[Items from a dataset]
########################################
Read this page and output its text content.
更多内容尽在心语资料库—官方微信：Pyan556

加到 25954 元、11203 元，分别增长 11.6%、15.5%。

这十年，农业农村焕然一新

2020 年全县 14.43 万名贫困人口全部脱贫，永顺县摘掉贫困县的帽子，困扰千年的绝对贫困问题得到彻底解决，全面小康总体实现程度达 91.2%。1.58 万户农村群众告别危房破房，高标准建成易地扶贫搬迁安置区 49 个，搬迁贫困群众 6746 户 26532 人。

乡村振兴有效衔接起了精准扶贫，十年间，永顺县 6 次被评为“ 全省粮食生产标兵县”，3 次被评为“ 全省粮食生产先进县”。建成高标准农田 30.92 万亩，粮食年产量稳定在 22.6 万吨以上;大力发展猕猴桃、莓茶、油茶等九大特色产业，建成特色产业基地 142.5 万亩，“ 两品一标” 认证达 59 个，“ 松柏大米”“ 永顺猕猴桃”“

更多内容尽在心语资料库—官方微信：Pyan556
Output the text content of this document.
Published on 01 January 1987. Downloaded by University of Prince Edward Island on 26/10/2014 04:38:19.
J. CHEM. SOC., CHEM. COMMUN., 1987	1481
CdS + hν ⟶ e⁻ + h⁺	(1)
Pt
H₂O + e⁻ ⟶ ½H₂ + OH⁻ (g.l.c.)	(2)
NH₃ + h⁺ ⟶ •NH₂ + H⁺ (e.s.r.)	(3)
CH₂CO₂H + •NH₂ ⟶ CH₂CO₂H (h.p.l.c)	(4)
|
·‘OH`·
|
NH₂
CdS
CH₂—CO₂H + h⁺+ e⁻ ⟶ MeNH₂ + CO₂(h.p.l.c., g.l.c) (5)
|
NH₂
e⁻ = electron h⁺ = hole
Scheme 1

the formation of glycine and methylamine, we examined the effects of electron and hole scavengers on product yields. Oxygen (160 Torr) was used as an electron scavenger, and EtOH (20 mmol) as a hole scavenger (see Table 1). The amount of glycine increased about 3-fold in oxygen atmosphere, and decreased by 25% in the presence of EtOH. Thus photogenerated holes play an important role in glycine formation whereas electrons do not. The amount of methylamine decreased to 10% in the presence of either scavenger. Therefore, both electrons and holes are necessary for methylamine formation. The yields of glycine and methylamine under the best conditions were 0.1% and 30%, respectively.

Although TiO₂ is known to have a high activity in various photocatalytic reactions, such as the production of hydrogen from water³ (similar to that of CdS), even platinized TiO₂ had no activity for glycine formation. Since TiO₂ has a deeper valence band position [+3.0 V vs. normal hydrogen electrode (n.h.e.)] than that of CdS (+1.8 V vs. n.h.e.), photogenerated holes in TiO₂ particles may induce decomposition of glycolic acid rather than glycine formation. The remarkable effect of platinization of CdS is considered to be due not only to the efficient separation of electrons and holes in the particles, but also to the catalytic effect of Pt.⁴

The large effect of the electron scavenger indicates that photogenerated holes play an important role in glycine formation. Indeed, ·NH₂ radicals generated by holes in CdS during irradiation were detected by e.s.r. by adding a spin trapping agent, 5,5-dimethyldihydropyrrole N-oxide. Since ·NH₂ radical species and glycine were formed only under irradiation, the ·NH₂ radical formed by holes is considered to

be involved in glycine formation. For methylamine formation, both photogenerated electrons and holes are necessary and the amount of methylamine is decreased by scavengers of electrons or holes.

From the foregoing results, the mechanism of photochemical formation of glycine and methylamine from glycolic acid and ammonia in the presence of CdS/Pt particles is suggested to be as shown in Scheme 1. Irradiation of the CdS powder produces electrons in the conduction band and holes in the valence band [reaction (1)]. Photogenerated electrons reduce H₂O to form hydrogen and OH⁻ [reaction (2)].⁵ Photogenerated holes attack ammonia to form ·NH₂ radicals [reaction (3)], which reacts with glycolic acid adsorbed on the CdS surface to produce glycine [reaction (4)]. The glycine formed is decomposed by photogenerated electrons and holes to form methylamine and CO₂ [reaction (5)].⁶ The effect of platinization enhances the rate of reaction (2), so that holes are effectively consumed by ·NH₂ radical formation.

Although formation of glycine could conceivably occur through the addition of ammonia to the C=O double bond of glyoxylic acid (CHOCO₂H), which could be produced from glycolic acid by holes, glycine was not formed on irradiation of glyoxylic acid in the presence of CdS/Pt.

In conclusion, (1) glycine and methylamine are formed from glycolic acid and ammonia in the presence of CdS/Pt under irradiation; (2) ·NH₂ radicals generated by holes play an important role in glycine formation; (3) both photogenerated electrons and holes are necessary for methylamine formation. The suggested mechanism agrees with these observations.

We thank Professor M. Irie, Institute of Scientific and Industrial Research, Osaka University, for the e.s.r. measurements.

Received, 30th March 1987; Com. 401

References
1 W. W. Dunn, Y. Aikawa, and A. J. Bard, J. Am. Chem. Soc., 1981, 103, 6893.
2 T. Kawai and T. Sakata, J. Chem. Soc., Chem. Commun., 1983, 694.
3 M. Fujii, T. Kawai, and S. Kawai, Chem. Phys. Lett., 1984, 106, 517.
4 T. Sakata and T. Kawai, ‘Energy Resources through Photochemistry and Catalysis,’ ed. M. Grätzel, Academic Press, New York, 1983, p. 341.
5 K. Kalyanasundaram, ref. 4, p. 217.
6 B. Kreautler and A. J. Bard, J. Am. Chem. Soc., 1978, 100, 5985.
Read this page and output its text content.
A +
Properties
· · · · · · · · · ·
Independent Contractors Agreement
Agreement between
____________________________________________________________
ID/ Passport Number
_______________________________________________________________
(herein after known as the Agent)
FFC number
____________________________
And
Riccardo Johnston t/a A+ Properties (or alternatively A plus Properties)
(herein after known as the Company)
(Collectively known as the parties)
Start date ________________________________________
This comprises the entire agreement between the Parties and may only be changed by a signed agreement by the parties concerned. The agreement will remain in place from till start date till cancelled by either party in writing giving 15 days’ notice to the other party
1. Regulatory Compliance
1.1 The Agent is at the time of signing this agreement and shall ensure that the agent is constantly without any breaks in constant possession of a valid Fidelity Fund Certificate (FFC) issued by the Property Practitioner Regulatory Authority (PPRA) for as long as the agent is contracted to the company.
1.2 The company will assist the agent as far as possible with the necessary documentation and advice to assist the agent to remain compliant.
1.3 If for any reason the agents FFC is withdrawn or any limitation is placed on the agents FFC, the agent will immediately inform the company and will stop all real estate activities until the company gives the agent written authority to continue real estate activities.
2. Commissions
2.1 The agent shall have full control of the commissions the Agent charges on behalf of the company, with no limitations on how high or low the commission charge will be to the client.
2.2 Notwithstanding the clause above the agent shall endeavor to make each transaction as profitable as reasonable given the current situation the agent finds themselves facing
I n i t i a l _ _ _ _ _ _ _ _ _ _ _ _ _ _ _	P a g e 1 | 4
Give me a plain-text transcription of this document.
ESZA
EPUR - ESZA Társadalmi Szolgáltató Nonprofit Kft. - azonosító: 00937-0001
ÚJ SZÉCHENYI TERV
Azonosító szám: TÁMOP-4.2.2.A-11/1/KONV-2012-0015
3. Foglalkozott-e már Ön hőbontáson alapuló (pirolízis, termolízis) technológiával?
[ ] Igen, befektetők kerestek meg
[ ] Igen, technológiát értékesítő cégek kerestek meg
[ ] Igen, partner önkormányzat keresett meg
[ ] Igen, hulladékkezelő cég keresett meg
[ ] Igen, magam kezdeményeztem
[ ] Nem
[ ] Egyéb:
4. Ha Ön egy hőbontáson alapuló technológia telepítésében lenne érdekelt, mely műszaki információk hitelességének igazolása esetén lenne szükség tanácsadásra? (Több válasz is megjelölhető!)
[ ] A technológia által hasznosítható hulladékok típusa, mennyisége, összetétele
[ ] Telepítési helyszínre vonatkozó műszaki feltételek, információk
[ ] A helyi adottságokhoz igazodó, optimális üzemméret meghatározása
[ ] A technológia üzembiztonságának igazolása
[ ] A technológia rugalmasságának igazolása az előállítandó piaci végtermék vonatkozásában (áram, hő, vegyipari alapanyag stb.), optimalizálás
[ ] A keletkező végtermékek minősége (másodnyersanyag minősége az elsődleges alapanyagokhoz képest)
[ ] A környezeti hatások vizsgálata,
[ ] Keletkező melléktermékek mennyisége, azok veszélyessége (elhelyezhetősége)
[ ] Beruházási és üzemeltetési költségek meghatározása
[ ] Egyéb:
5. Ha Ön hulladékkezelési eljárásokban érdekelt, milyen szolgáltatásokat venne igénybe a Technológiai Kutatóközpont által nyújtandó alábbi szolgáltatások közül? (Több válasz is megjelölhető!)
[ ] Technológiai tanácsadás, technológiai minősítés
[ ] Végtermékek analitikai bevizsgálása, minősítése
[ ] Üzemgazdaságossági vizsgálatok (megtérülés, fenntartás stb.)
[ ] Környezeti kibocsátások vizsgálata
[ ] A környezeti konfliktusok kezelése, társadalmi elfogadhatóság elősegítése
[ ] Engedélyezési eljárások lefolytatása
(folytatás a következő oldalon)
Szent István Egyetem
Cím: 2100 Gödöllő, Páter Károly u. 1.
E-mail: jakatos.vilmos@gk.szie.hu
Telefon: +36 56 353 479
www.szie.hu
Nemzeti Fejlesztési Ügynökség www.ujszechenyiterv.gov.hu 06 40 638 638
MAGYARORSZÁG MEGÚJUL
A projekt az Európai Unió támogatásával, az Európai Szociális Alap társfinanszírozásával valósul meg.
########################################
◆ EXERCISE DESCRIPTION: Choose all lines containing the string "remain" and copy them out.

◆ WRITTEN ANSWER:
This comprises the entire agreement between the Parties and may only be changed by a signed agreement by the parties concerned. The agreement will remain in place from till start date till cancelled by either party in writing giving 15 days’ notice to the other party
1.2 The company will assist the agent as far as possible with the necessary documentation and advice to assist the agent to remain compliant.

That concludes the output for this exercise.